TASK REQUIREMENTS: Write out the data again in full, exactly as it reads.
Start of SUPPLIED ENTRIES
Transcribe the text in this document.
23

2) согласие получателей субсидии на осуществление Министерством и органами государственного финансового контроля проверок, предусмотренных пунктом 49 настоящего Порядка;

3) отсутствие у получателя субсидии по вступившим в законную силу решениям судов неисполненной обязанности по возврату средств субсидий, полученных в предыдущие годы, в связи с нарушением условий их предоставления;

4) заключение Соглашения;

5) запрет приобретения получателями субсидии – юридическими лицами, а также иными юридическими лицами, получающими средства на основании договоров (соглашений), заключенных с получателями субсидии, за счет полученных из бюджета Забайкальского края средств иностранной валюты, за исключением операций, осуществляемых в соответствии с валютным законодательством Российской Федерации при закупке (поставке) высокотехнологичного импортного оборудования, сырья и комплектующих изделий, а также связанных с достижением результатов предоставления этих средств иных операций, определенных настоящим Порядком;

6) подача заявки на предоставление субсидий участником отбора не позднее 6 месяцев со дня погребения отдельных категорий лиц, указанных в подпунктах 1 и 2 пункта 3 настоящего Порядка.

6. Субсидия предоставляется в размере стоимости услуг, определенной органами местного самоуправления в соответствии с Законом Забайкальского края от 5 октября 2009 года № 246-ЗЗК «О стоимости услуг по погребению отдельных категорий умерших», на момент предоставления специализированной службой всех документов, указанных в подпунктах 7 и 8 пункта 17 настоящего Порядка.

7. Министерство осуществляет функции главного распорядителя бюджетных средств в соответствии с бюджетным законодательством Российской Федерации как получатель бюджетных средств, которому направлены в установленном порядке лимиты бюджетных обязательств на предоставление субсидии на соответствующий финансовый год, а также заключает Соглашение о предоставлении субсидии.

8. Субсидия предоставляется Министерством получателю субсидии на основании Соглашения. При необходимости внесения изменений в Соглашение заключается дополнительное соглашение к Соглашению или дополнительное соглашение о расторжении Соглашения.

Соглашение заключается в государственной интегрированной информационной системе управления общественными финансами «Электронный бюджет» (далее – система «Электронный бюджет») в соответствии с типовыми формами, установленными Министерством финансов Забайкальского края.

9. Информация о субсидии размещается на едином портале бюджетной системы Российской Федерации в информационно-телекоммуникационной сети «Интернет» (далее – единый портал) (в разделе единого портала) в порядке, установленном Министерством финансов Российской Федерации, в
End of SUPPLIED ENTRIES
THE RESULT:
Transcribe the text in this document.
23

2) согласие получателей субсидии на осуществление Министерством и органами государственного финансового контроля проверок, предусмотренных пунктом 49 настоящего Порядка;

3) отсутствие у получателя субсидии по вступившим в законную силу решениям судов неисполненной обязанности по возврату средств субсидий, полученных в предыдущие годы, в связи с нарушением условий их предоставления;

4) заключение Соглашения;

5) запрет приобретения получателями субсидии – юридическими лицами, а также иными юридическими лицами, получающими средства на основании договоров (соглашений), заключенных с получателями субсидии, за счет полученных из бюджета Забайкальского края средств иностранной валюты, за исключением операций, осуществляемых в соответствии с валютным законодательством Российской Федерации при закупке (поставке) высокотехнологичного импортного оборудования, сырья и комплектующих изделий, а также связанных с достижением результатов предоставления этих средств иных операций, определенных настоящим Порядком;

6) подача заявки на предоставление субсидий участником отбора не позднее 6 месяцев со дня погребения отдельных категорий лиц, указанных в подпунктах 1 и 2 пункта 3 настоящего Порядка.

6. Субсидия предоставляется в размере стоимости услуг, определенной органами местного самоуправления в соответствии с Законом Забайкальского края от 5 октября 2009 года № 246-ЗЗК «О стоимости услуг по погребению отдельных категорий умерших», на момент предоставления специализированной службой всех документов, указанных в подпунктах 7 и 8 пункта 17 настоящего Порядка.

7. Министерство осуществляет функции главного распорядителя бюджетных средств в соответствии с бюджетным законодательством Российской Федерации как получатель бюджетных средств, которому направлены в установленном порядке лимиты бюджетных обязательств на предоставление субсидии на соответствующий финансовый год, а также заключает Соглашение о предоставлении субсидии.

8. Субсидия предоставляется Министерством получателю субсидии на основании Соглашения. При необходимости внесения изменений в Соглашение заключается дополнительное соглашение к Соглашению или дополнительное соглашение о расторжении Соглашения.

Соглашение заключается в государственной интегрированной информационной системе управления общественными финансами «Электронный бюджет» (далее – система «Электронный бюджет») в соответствии с типовыми формами, установленными Министерством финансов Забайкальского края.

9. Информация о субсидии размещается на едином портале бюджетной системы Российской Федерации в информационно-телекоммуникационной сети «Интернет» (далее – единый портал) (в разделе единого портала) в порядке, установленном Министерством финансов Российской Федерации, в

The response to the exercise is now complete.